- _Instructions for the task_
Copy out all lines where "params" appears.

Dataset items
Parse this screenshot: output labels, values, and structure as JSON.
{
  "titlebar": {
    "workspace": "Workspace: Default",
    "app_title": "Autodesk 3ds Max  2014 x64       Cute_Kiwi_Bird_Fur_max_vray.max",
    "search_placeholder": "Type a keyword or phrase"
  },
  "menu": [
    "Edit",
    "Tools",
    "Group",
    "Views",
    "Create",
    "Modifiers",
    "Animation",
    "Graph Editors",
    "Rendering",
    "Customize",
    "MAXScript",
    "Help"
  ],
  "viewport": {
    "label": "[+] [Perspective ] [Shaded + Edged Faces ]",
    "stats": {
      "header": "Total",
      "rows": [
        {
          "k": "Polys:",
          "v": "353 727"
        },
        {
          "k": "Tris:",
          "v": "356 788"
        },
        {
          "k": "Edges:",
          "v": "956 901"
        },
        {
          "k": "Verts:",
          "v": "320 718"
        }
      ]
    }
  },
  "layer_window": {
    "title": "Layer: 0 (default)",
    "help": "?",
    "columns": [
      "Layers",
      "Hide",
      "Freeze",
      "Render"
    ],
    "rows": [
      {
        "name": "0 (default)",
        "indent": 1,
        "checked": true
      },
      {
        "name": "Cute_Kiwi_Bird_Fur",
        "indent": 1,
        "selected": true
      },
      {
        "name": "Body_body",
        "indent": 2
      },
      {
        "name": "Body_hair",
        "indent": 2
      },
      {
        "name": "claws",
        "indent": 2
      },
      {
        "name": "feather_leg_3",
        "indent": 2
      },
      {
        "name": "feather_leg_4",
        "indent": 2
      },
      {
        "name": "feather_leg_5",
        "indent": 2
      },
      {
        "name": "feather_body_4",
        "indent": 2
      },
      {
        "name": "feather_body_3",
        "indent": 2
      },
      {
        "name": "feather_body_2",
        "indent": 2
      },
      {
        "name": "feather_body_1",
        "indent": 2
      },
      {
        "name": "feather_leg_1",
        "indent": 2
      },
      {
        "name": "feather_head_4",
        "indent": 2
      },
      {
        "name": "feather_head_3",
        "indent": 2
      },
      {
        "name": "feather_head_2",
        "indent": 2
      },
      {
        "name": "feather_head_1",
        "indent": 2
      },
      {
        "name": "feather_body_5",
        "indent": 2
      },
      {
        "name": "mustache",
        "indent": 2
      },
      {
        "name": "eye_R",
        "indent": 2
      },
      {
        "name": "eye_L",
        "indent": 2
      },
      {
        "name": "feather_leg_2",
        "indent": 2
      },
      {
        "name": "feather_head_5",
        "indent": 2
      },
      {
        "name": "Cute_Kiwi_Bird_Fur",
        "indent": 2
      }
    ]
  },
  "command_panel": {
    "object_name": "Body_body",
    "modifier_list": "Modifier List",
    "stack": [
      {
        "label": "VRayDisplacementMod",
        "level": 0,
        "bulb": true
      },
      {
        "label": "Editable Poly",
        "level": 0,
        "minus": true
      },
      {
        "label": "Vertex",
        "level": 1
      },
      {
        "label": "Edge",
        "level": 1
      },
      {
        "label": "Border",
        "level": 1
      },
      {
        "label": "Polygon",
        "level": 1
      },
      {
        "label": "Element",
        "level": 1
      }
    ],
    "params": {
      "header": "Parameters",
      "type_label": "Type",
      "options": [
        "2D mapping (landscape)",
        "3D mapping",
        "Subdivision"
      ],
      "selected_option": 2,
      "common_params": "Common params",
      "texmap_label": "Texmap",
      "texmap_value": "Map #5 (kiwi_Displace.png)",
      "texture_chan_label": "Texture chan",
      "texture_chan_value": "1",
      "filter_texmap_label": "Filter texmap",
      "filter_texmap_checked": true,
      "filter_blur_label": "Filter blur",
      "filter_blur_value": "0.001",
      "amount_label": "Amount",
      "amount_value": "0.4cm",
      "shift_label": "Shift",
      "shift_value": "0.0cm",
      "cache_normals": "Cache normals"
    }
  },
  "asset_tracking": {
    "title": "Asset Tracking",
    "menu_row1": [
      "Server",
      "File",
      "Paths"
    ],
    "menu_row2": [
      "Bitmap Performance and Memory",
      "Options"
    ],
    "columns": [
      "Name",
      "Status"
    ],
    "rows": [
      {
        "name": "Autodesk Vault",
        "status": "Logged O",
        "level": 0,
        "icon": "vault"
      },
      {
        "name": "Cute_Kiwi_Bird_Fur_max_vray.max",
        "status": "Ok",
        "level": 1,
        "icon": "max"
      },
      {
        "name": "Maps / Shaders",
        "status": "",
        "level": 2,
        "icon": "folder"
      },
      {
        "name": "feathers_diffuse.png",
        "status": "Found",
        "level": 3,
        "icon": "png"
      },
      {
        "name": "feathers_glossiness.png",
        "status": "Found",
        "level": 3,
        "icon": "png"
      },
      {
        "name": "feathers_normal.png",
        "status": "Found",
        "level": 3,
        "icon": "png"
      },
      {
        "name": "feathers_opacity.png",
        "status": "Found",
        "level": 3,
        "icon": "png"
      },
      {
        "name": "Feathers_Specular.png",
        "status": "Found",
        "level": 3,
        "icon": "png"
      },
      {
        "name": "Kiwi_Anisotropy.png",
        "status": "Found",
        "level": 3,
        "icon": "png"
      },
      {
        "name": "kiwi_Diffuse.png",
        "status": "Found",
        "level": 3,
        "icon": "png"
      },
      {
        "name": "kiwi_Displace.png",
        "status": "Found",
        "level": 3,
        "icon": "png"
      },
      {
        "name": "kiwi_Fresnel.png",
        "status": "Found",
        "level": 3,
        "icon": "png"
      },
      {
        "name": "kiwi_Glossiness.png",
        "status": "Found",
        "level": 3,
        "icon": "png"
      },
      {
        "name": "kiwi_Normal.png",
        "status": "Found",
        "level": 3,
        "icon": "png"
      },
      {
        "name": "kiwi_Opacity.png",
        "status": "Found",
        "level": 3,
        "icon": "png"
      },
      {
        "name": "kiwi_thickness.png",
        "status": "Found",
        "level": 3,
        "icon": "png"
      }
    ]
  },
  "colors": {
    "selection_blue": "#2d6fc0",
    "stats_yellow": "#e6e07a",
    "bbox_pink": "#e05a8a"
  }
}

- _The output_
    "params": {
      "common_params": "Common params",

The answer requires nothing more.